-- Exercise aim --
A faithful transcription of all the data is required.

--- START OF Information given ---

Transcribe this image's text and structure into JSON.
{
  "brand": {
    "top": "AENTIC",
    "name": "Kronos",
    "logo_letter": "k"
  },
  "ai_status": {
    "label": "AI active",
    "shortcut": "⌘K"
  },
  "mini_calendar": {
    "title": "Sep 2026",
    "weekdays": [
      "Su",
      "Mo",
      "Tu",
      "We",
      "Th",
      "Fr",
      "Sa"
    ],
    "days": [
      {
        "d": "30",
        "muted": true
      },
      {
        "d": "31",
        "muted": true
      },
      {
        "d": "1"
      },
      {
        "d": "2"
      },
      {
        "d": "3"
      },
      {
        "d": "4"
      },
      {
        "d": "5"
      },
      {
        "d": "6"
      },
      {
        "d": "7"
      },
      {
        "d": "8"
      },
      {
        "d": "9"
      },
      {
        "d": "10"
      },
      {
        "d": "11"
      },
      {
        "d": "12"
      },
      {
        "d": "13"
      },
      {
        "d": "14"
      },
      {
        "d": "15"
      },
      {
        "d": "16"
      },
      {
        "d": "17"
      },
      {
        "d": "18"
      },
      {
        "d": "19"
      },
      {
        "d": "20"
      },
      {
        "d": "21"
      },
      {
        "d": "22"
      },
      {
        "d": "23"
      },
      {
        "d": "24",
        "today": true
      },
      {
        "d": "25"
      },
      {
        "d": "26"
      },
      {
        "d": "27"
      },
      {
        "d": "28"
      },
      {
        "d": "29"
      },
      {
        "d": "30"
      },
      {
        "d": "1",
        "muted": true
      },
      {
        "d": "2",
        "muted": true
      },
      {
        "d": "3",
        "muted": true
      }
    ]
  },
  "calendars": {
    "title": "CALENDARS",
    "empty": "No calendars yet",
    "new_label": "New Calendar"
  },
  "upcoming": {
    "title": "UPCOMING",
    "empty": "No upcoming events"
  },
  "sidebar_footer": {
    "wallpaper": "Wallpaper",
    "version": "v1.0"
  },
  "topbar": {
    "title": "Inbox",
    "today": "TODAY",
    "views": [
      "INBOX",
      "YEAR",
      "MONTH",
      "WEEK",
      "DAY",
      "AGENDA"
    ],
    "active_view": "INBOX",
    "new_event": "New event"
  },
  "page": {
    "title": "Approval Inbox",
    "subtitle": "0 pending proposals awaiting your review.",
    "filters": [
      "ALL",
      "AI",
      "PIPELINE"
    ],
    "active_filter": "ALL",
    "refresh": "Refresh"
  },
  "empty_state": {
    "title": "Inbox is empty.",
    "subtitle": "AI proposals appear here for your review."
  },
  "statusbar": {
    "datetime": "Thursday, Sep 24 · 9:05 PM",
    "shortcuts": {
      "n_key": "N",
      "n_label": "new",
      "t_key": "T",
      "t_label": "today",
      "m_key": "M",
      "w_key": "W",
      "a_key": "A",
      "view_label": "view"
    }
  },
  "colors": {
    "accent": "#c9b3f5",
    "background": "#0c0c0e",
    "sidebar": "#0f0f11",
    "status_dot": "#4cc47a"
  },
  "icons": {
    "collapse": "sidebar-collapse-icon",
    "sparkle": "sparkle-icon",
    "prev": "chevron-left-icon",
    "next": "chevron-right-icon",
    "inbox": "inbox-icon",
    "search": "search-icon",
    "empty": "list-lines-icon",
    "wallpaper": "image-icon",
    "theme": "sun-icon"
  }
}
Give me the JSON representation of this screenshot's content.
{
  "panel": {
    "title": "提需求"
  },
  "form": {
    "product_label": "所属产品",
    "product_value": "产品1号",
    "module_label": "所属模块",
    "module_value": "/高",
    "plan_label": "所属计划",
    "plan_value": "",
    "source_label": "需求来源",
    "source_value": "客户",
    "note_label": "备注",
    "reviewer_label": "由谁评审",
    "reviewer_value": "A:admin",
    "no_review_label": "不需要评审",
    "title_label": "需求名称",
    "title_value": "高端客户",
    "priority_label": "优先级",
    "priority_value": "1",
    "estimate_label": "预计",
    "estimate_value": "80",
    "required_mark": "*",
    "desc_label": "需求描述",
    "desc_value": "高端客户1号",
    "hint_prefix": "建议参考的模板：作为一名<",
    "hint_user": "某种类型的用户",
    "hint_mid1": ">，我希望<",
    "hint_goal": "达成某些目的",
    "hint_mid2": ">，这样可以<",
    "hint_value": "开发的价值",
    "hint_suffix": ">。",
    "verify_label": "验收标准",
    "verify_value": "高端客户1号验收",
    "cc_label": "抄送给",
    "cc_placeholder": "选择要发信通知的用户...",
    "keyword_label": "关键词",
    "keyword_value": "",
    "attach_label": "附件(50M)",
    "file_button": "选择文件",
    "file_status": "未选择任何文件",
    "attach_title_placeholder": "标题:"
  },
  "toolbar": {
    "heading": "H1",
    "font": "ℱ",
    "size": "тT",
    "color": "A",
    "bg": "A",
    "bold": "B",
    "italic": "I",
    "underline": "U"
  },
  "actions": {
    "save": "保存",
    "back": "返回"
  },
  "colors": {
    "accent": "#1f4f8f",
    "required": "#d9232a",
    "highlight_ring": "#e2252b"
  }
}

--- END OF Information given ---

-- Solution --
Transcribe this image's text and structure into JSON.
{
  "brand": {
    "top": "AENTIC",
    "name": "Kronos",
    "logo_letter": "k"
  },
  "ai_status": {
    "label": "AI active",
    "shortcut": "⌘K"
  },
  "mini_calendar": {
    "title": "Sep 2026",
    "weekdays": [
      "Su",
      "Mo",
      "Tu",
      "We",
      "Th",
      "Fr",
      "Sa"
    ],
    "days": [
      {
        "d": "30",
        "muted": true
      },
      {
        "d": "31",
        "muted": true
      },
      {
        "d": "1"
      },
      {
        "d": "2"
      },
      {
        "d": "3"
      },
      {
        "d": "4"
      },
      {
        "d": "5"
      },
      {
        "d": "6"
      },
      {
        "d": "7"
      },
      {
        "d": "8"
      },
      {
        "d": "9"
      },
      {
        "d": "10"
      },
      {
        "d": "11"
      },
      {
        "d": "12"
      },
      {
        "d": "13"
      },
      {
        "d": "14"
      },
      {
        "d": "15"
      },
      {
        "d": "16"
      },
      {
        "d": "17"
      },
      {
        "d": "18"
      },
      {
        "d": "19"
      },
      {
        "d": "20"
      },
      {
        "d": "21"
      },
      {
        "d": "22"
      },
      {
        "d": "23"
      },
      {
        "d": "24",
        "today": true
      },
      {
        "d": "25"
      },
      {
        "d": "26"
      },
      {
        "d": "27"
      },
      {
        "d": "28"
      },
      {
        "d": "29"
      },
      {
        "d": "30"
      },
      {
        "d": "1",
        "muted": true
      },
      {
        "d": "2",
        "muted": true
      },
      {
        "d": "3",
        "muted": true
      }
    ]
  },
  "calendars": {
    "title": "CALENDARS",
    "empty": "No calendars yet",
    "new_label": "New Calendar"
  },
  "upcoming": {
    "title": "UPCOMING",
    "empty": "No upcoming events"
  },
  "sidebar_footer": {
    "wallpaper": "Wallpaper",
    "version": "v1.0"
  },
  "topbar": {
    "title": "Inbox",
    "today": "TODAY",
    "views": [
      "INBOX",
      "YEAR",
      "MONTH",
      "WEEK",
      "DAY",
      "AGENDA"
    ],
    "active_view": "INBOX",
    "new_event": "New event"
  },
  "page": {
    "title": "Approval Inbox",
    "subtitle": "0 pending proposals awaiting your review.",
    "filters": [
      "ALL",
      "AI",
      "PIPELINE"
    ],
    "active_filter": "ALL",
    "refresh": "Refresh"
  },
  "empty_state": {
    "title": "Inbox is empty.",
    "subtitle": "AI proposals appear here for your review."
  },
  "statusbar": {
    "datetime": "Thursday, Sep 24 · 9:05 PM",
    "shortcuts": {
      "n_key": "N",
      "n_label": "new",
      "t_key": "T",
      "t_label": "today",
      "m_key": "M",
      "w_key": "W",
      "a_key": "A",
      "view_label": "view"
    }
  },
  "colors": {
    "accent": "#c9b3f5",
    "background": "#0c0c0e",
    "sidebar": "#0f0f11",
    "status_dot": "#4cc47a"
  },
  "icons": {
    "collapse": "sidebar-collapse-icon",
    "sparkle": "sparkle-icon",
    "prev": "chevron-left-icon",
    "next": "chevron-right-icon",
    "inbox": "inbox-icon",
    "search": "search-icon",
    "empty": "list-lines-icon",
    "wallpaper": "image-icon",
    "theme": "sun-icon"
  }
}
Give me the JSON representation of this screenshot's content.
{
  "panel": {
    "title": "提需求"
  },
  "form": {
    "product_label": "所属产品",
    "product_value": "产品1号",
    "module_label": "所属模块",
    "module_value": "/高",
    "plan_label": "所属计划",
    "plan_value": "",
    "source_label": "需求来源",
    "source_value": "客户",
    "note_label": "备注",
    "reviewer_label": "由谁评审",
    "reviewer_value": "A:admin",
    "no_review_label": "不需要评审",
    "title_label": "需求名称",
    "title_value": "高端客户",
    "priority_label": "优先级",
    "priority_value": "1",
    "estimate_label": "预计",
    "estimate_value": "80",
    "required_mark": "*",
    "desc_label": "需求描述",
    "desc_value": "高端客户1号",
    "hint_prefix": "建议参考的模板：作为一名<",
    "hint_user": "某种类型的用户",
    "hint_mid1": ">，我希望<",
    "hint_goal": "达成某些目的",
    "hint_mid2": ">，这样可以<",
    "hint_value": "开发的价值",
    "hint_suffix": ">。",
    "verify_label": "验收标准",
    "verify_value": "高端客户1号验收",
    "cc_label": "抄送给",
    "cc_placeholder": "选择要发信通知的用户...",
    "keyword_label": "关键词",
    "keyword_value": "",
    "attach_label": "附件(50M)",
    "file_button": "选择文件",
    "file_status": "未选择任何文件",
    "attach_title_placeholder": "标题:"
  },
  "toolbar": {
    "heading": "H1",
    "font": "ℱ",
    "size": "тT",
    "color": "A",
    "bg": "A",
    "bold": "B",
    "italic": "I",
    "underline": "U"
  },
  "actions": {
    "save": "保存",
    "back": "返回"
  },
  "colors": {
    "accent": "#1f4f8f",
    "required": "#d9232a",
    "highlight_ring": "#e2252b"
  }
}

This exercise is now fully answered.